A run of records

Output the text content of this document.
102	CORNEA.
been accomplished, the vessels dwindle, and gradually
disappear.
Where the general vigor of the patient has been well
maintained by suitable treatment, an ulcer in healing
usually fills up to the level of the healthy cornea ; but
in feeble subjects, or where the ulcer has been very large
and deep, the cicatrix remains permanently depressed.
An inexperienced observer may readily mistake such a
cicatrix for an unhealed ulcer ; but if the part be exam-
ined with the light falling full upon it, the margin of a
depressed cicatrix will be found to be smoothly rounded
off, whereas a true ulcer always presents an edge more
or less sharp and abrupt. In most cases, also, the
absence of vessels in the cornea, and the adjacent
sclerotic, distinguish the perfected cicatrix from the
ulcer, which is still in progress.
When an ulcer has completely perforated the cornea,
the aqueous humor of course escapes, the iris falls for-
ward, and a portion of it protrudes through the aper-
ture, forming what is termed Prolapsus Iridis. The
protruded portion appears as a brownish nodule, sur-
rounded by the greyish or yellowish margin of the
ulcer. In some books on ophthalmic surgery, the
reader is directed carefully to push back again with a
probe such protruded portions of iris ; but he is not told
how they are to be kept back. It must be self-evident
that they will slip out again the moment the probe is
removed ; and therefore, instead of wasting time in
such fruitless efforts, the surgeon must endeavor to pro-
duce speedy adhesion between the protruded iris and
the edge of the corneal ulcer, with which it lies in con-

EXERCISE AIM: Extract the complete listing verbatim.

EXPECTED ANSWER:
Output the text content of this document.
102	CORNEA.
been accomplished, the vessels dwindle, and gradually
disappear.
Where the general vigor of the patient has been well
maintained by suitable treatment, an ulcer in healing
usually fills up to the level of the healthy cornea ; but
in feeble subjects, or where the ulcer has been very large
and deep, the cicatrix remains permanently depressed.
An inexperienced observer may readily mistake such a
cicatrix for an unhealed ulcer ; but if the part be exam-
ined with the light falling full upon it, the margin of a
depressed cicatrix will be found to be smoothly rounded
off, whereas a true ulcer always presents an edge more
or less sharp and abrupt. In most cases, also, the
absence of vessels in the cornea, and the adjacent
sclerotic, distinguish the perfected cicatrix from the
ulcer, which is still in progress.
When an ulcer has completely perforated the cornea,
the aqueous humor of course escapes, the iris falls for-
ward, and a portion of it protrudes through the aper-
ture, forming what is termed Prolapsus Iridis. The
protruded portion appears as a brownish nodule, sur-
rounded by the greyish or yellowish margin of the
ulcer. In some books on ophthalmic surgery, the
reader is directed carefully to push back again with a
probe such protruded portions of iris ; but he is not told
how they are to be kept back. It must be self-evident
that they will slip out again the moment the probe is
removed ; and therefore, instead of wasting time in
such fruitless efforts, the surgeon must endeavor to pro-
duce speedy adhesion between the protruded iris and
the edge of the corneal ulcer, with which it lies in con-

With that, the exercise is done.